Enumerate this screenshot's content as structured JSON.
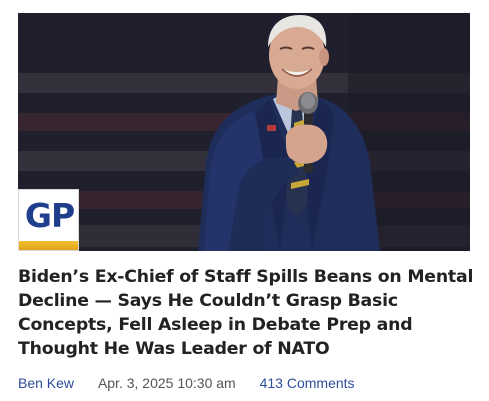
{
  "article": {
    "headline": "Biden’s Ex-Chief of Staff Spills Beans on Mental Decline — Says He Couldn’t Grasp Basic Concepts, Fell Asleep in Debate Prep and Thought He Was Leader of NATO",
    "author": "Ben Kew",
    "date": "Apr. 3, 2025 10:30 am",
    "comments": "413 Comments"
  },
  "logo": {
    "text": "GP"
  },
  "image": {
    "icon": "photo-of-man-speaking-into-microphone"
  },
  "colors": {
    "link": "#2d4e9a",
    "logo_blue": "#1f3f8c",
    "logo_gold": "#e7b222",
    "headline": "#222222"
  }
}
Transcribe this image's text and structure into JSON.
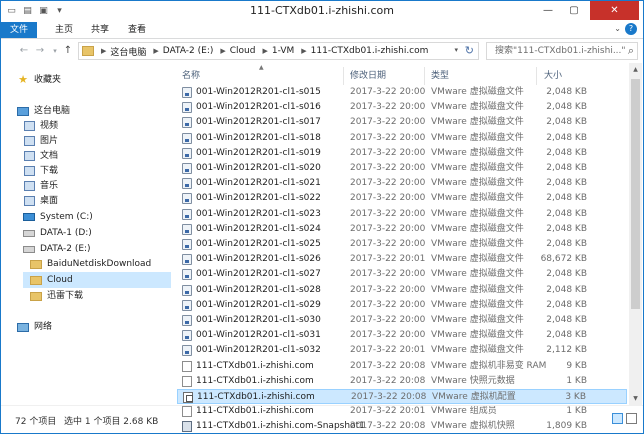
{
  "window": {
    "title": "111-CTXdb01.i-zhishi.com",
    "minimize_glyph": "—",
    "maximize_glyph": "▢",
    "close_glyph": "✕"
  },
  "quick_access": [
    "folder-icon",
    "properties-icon",
    "new-folder-icon",
    "customize-dropdown-icon"
  ],
  "ribbon": {
    "tabs": [
      "文件",
      "主页",
      "共享",
      "查看"
    ],
    "expand_glyph": "⌄",
    "help_glyph": "?"
  },
  "address": {
    "breadcrumbs": [
      "这台电脑",
      "DATA-2 (E:)",
      "Cloud",
      "1-VM",
      "111-CTXdb01.i-zhishi.com"
    ],
    "search_placeholder": "搜索\"111-CTXdb01.i-zhishi...\""
  },
  "nav": {
    "favorites": "收藏夹",
    "this_pc": "这台电脑",
    "videos": "视频",
    "pictures": "图片",
    "documents": "文档",
    "downloads": "下载",
    "music": "音乐",
    "desktop": "桌面",
    "system_c": "System (C:)",
    "data1_d": "DATA-1 (D:)",
    "data2_e": "DATA-2 (E:)",
    "baidu": "BaiduNetdiskDownload",
    "cloud": "Cloud",
    "xunlei": "迅雷下载",
    "network": "网络"
  },
  "columns": {
    "name": "名称",
    "date": "修改日期",
    "type": "类型",
    "size": "大小"
  },
  "files": [
    {
      "name": "001-Win2012R201-cl1-s015",
      "date": "2017-3-22 20:00",
      "type": "VMware 虚拟磁盘文件",
      "size": "2,048 KB",
      "icon": "vmdk"
    },
    {
      "name": "001-Win2012R201-cl1-s016",
      "date": "2017-3-22 20:00",
      "type": "VMware 虚拟磁盘文件",
      "size": "2,048 KB",
      "icon": "vmdk"
    },
    {
      "name": "001-Win2012R201-cl1-s017",
      "date": "2017-3-22 20:00",
      "type": "VMware 虚拟磁盘文件",
      "size": "2,048 KB",
      "icon": "vmdk"
    },
    {
      "name": "001-Win2012R201-cl1-s018",
      "date": "2017-3-22 20:00",
      "type": "VMware 虚拟磁盘文件",
      "size": "2,048 KB",
      "icon": "vmdk"
    },
    {
      "name": "001-Win2012R201-cl1-s019",
      "date": "2017-3-22 20:00",
      "type": "VMware 虚拟磁盘文件",
      "size": "2,048 KB",
      "icon": "vmdk"
    },
    {
      "name": "001-Win2012R201-cl1-s020",
      "date": "2017-3-22 20:00",
      "type": "VMware 虚拟磁盘文件",
      "size": "2,048 KB",
      "icon": "vmdk"
    },
    {
      "name": "001-Win2012R201-cl1-s021",
      "date": "2017-3-22 20:00",
      "type": "VMware 虚拟磁盘文件",
      "size": "2,048 KB",
      "icon": "vmdk"
    },
    {
      "name": "001-Win2012R201-cl1-s022",
      "date": "2017-3-22 20:00",
      "type": "VMware 虚拟磁盘文件",
      "size": "2,048 KB",
      "icon": "vmdk"
    },
    {
      "name": "001-Win2012R201-cl1-s023",
      "date": "2017-3-22 20:00",
      "type": "VMware 虚拟磁盘文件",
      "size": "2,048 KB",
      "icon": "vmdk"
    },
    {
      "name": "001-Win2012R201-cl1-s024",
      "date": "2017-3-22 20:00",
      "type": "VMware 虚拟磁盘文件",
      "size": "2,048 KB",
      "icon": "vmdk"
    },
    {
      "name": "001-Win2012R201-cl1-s025",
      "date": "2017-3-22 20:00",
      "type": "VMware 虚拟磁盘文件",
      "size": "2,048 KB",
      "icon": "vmdk"
    },
    {
      "name": "001-Win2012R201-cl1-s026",
      "date": "2017-3-22 20:01",
      "type": "VMware 虚拟磁盘文件",
      "size": "68,672 KB",
      "icon": "vmdk"
    },
    {
      "name": "001-Win2012R201-cl1-s027",
      "date": "2017-3-22 20:00",
      "type": "VMware 虚拟磁盘文件",
      "size": "2,048 KB",
      "icon": "vmdk"
    },
    {
      "name": "001-Win2012R201-cl1-s028",
      "date": "2017-3-22 20:00",
      "type": "VMware 虚拟磁盘文件",
      "size": "2,048 KB",
      "icon": "vmdk"
    },
    {
      "name": "001-Win2012R201-cl1-s029",
      "date": "2017-3-22 20:00",
      "type": "VMware 虚拟磁盘文件",
      "size": "2,048 KB",
      "icon": "vmdk"
    },
    {
      "name": "001-Win2012R201-cl1-s030",
      "date": "2017-3-22 20:00",
      "type": "VMware 虚拟磁盘文件",
      "size": "2,048 KB",
      "icon": "vmdk"
    },
    {
      "name": "001-Win2012R201-cl1-s031",
      "date": "2017-3-22 20:00",
      "type": "VMware 虚拟磁盘文件",
      "size": "2,048 KB",
      "icon": "vmdk"
    },
    {
      "name": "001-Win2012R201-cl1-s032",
      "date": "2017-3-22 20:01",
      "type": "VMware 虚拟磁盘文件",
      "size": "2,112 KB",
      "icon": "vmdk"
    },
    {
      "name": "111-CTXdb01.i-zhishi.com",
      "date": "2017-3-22 20:08",
      "type": "VMware 虚拟机非易变 RAM",
      "size": "9 KB",
      "icon": "doc"
    },
    {
      "name": "111-CTXdb01.i-zhishi.com",
      "date": "2017-3-22 20:08",
      "type": "VMware 快照元数据",
      "size": "1 KB",
      "icon": "doc"
    },
    {
      "name": "111-CTXdb01.i-zhishi.com",
      "date": "2017-3-22 20:08",
      "type": "VMware 虚拟机配置",
      "size": "3 KB",
      "icon": "vmx",
      "selected": true
    },
    {
      "name": "111-CTXdb01.i-zhishi.com",
      "date": "2017-3-22 20:01",
      "type": "VMware 组成员",
      "size": "1 KB",
      "icon": "doc"
    },
    {
      "name": "111-CTXdb01.i-zhishi.com-Snapshot1",
      "date": "2017-3-22 20:08",
      "type": "VMware 虚拟机快照",
      "size": "1,809 KB",
      "icon": "snap"
    }
  ],
  "status": {
    "count": "72 个项目",
    "selection": "选中 1 个项目 2.68 KB"
  },
  "colors": {
    "accent": "#1979ca",
    "selection": "#cce8ff",
    "close": "#c7312a"
  }
}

## Objective
Copy each line from the data above that includes "JSON".

## Answer for the task
Enumerate this screenshot's content as structured JSON.
Transcribe this image's text and structure into JSON.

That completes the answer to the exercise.